Ed Schultz was a right-wing radio talk-show host—until he fell in love with a liberal and hit the big time. Howard Kurtz talks to Schultz about his feud with Rush and why he’s mad at Obama.

After bashing the president's tax-cut compromise on MSNBC for four straight nights, Ed Schultz found himself breaking bread with Barack Obama in the small dining room off the Oval Office.  

“Mr. President, the American people didn't vote for you because of a policy or your stance on health care. They voted for you because you inspired them, you got into their soul,” the high-decibel host said. Insisting that he take on the Republicans, Schultz declared: “I think you're selling yourself short. You can win that fight.”  

Obama stared at him intently and said flatly: “This is where we’re going.”  

A former college quarterback with a beefy frame and booming voice, Schultz has emerged as a fiery populist who doesn't mind singeing his own side, even as he reserves his most inflammatory rhetoric—“ruthless,” “mean,” “rotten to the core”—for Republicans. Five years ago, he was a radio guy in Fargo, North Dakota, borrowing money to stay afloat; now MSNBC is touting him as a surprise star of its liberal lineup.  

Schultz defends the harsh personal rhetoric he employs against conservative politicians and pundits. “Liberals have been vilified, laughed at for years,” he says. “It's good to give it back to them.”

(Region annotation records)
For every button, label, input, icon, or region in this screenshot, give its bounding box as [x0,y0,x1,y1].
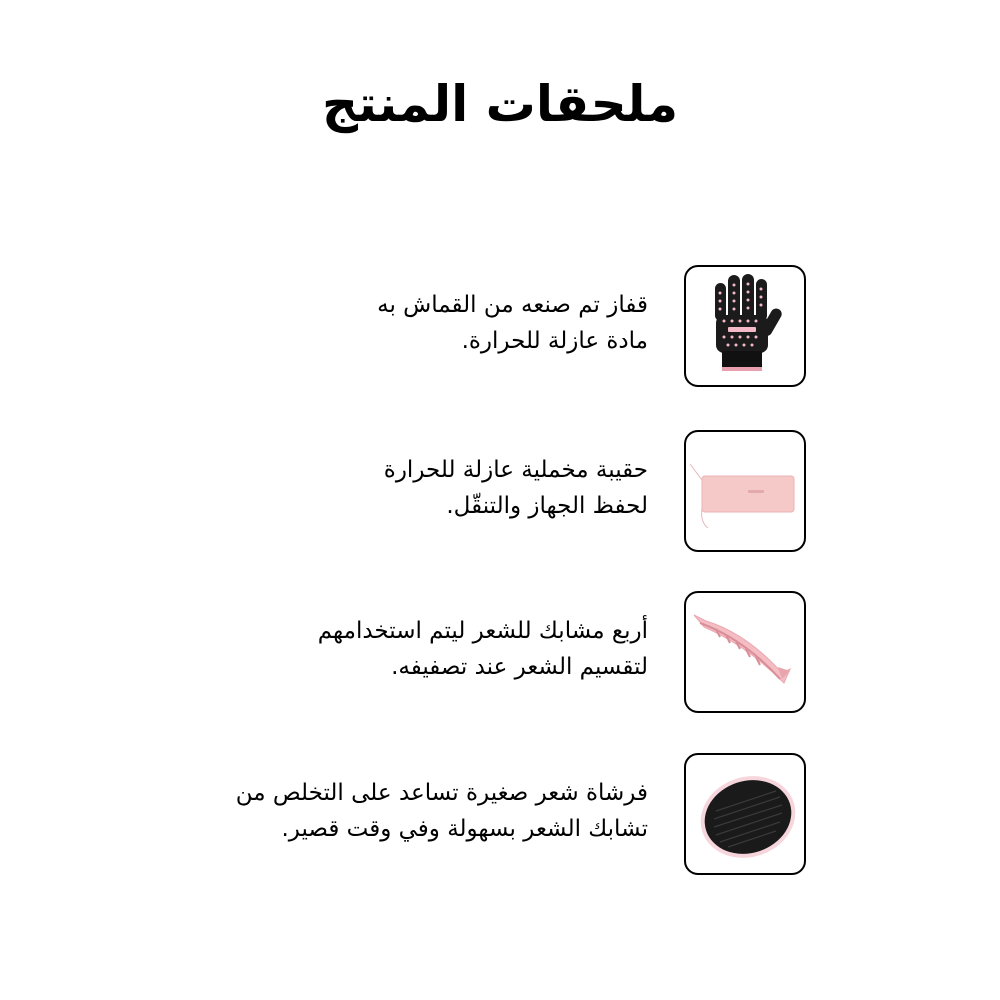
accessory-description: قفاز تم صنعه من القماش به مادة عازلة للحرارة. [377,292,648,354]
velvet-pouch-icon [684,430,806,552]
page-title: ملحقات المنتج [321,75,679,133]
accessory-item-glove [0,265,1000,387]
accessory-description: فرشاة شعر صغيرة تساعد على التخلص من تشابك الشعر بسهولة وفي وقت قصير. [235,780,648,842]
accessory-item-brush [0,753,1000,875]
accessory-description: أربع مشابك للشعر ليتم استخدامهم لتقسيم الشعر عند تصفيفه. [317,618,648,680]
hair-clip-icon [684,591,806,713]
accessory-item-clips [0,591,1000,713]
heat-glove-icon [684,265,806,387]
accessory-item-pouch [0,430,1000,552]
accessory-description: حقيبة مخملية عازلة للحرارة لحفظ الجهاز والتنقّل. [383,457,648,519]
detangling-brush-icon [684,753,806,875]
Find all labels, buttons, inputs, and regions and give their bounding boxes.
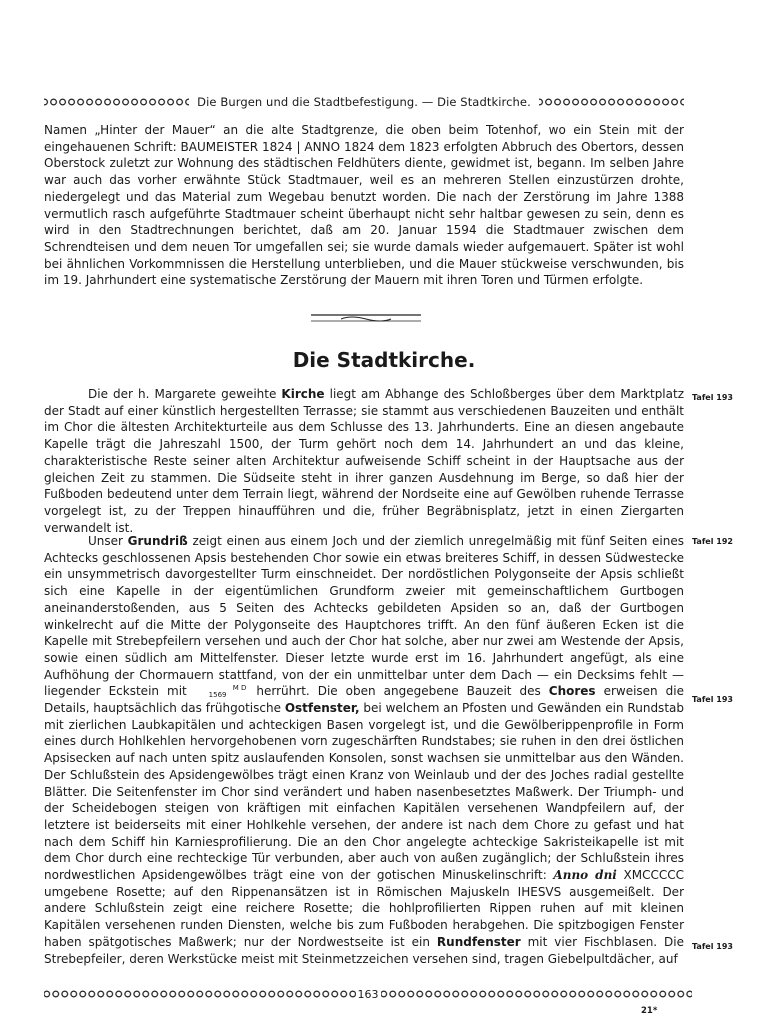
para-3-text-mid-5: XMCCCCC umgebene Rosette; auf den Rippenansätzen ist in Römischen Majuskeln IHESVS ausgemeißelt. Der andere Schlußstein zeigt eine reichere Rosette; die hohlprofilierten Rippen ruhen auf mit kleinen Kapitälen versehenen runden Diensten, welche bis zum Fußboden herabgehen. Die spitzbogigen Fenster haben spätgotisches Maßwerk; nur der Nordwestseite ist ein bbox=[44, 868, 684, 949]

— Task objective —
Summarize the Ed Schultz profile in two sentences. The records play no part in this work.

— Solution for this exercise —
Ed Schultz, once a right-wing radio host who five years ago was borrowing money to stay afloat in Fargo, is now touted by MSNBC as a surprise star of its liberal lineup, known as a fiery populist who saves his harshest rhetoric for Republicans. After bashing Obama's tax-cut compromise on air for four straight nights, he urged the president over a meal off the Oval Office to take on the Republicans, and Obama answered flatly, "This is where we're going."